----- DATA ENTRIES

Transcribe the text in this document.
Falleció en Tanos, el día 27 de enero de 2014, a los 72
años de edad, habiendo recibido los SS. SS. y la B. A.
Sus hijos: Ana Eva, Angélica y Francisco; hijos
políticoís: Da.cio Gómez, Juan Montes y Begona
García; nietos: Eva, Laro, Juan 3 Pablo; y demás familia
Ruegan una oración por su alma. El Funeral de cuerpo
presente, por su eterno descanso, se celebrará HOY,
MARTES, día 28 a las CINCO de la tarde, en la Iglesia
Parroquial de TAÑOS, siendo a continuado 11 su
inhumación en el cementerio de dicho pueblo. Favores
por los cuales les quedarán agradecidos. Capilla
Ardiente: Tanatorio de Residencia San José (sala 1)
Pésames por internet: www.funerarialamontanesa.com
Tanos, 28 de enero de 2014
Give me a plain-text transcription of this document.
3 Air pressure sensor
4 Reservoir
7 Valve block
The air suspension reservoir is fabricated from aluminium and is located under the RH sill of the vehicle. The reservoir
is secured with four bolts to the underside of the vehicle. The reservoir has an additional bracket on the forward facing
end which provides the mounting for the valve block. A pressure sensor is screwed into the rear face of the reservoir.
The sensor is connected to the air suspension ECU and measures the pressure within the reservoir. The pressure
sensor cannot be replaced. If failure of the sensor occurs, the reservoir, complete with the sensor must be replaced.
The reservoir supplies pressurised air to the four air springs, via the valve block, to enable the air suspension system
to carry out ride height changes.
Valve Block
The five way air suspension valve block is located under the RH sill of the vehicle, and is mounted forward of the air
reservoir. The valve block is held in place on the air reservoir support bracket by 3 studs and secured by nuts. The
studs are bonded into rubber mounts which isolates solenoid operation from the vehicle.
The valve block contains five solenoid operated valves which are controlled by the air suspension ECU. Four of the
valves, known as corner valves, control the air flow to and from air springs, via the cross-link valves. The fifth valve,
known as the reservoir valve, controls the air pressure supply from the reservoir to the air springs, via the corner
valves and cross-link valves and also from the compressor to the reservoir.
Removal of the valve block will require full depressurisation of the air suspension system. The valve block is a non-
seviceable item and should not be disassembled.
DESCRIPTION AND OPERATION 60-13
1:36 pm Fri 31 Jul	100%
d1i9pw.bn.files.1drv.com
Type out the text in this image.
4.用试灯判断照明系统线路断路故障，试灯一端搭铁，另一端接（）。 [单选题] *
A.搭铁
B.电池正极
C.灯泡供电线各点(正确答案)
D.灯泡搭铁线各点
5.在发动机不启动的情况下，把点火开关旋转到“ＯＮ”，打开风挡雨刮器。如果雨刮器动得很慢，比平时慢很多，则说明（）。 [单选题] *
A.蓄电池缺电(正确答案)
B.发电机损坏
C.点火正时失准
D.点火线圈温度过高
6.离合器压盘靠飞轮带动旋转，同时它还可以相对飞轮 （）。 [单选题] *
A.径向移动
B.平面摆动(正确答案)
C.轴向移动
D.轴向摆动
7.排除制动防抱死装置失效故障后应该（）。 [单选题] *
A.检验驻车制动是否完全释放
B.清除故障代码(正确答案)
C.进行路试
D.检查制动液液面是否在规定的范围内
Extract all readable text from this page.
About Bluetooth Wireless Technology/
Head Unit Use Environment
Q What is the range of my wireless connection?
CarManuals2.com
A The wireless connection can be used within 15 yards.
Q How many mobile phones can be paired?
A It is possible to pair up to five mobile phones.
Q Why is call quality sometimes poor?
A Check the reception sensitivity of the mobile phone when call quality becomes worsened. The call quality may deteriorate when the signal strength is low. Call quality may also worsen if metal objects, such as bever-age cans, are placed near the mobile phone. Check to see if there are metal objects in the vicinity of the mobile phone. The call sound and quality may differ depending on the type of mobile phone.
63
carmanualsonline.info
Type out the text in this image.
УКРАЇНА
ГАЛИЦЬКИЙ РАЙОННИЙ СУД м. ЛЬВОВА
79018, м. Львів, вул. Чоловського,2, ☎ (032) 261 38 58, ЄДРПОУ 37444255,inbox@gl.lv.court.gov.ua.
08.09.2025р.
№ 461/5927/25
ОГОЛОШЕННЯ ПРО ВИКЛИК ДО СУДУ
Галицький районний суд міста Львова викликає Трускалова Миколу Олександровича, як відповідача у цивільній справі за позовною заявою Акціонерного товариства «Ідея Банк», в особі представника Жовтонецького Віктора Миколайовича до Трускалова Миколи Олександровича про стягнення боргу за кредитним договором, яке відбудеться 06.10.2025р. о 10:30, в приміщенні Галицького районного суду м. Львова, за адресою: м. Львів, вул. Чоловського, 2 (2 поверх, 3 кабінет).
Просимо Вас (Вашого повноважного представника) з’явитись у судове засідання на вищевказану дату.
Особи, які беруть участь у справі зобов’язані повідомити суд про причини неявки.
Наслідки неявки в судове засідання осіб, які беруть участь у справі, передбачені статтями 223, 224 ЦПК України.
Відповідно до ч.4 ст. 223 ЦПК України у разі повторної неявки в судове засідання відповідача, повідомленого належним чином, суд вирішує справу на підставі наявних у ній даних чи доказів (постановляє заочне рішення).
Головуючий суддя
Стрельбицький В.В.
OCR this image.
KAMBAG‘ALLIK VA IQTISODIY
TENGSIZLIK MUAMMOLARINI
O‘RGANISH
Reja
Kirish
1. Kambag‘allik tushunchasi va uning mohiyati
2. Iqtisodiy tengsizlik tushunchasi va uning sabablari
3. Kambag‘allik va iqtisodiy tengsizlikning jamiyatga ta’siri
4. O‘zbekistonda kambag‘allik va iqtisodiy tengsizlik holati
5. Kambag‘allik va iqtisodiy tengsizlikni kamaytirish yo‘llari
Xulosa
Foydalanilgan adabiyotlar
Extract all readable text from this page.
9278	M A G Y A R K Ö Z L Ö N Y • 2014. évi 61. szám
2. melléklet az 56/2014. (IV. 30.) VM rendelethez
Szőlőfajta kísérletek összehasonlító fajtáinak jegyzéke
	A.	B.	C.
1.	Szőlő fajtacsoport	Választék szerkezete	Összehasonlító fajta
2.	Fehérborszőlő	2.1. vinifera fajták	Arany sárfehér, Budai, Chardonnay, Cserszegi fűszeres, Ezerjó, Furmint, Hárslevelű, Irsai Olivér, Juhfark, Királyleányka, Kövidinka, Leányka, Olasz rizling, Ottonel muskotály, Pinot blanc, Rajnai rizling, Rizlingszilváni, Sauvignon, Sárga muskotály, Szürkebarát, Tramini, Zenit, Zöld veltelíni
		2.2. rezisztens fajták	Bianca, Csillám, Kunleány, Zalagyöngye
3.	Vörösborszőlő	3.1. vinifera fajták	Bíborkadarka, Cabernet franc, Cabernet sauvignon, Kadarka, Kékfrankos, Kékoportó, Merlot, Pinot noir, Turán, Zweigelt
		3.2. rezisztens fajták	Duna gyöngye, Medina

----------

> PROBLEM
From the entries above, copy each line holding "судове".

> ANSWER TO THIS PROBLEM
Просимо Вас (Вашого повноважного представника) з’явитись у судове засідання на вищевказану дату.
Наслідки неявки в судове засідання осіб, які беруть участь у справі, передбачені статтями 223, 224 ЦПК України.
Відповідно до ч.4 ст. 223 ЦПК України у разі повторної неявки в судове засідання відповідача, повідомленого належним чином, суд вирішує справу на підставі наявних у ній даних чи доказів (постановляє заочне рішення).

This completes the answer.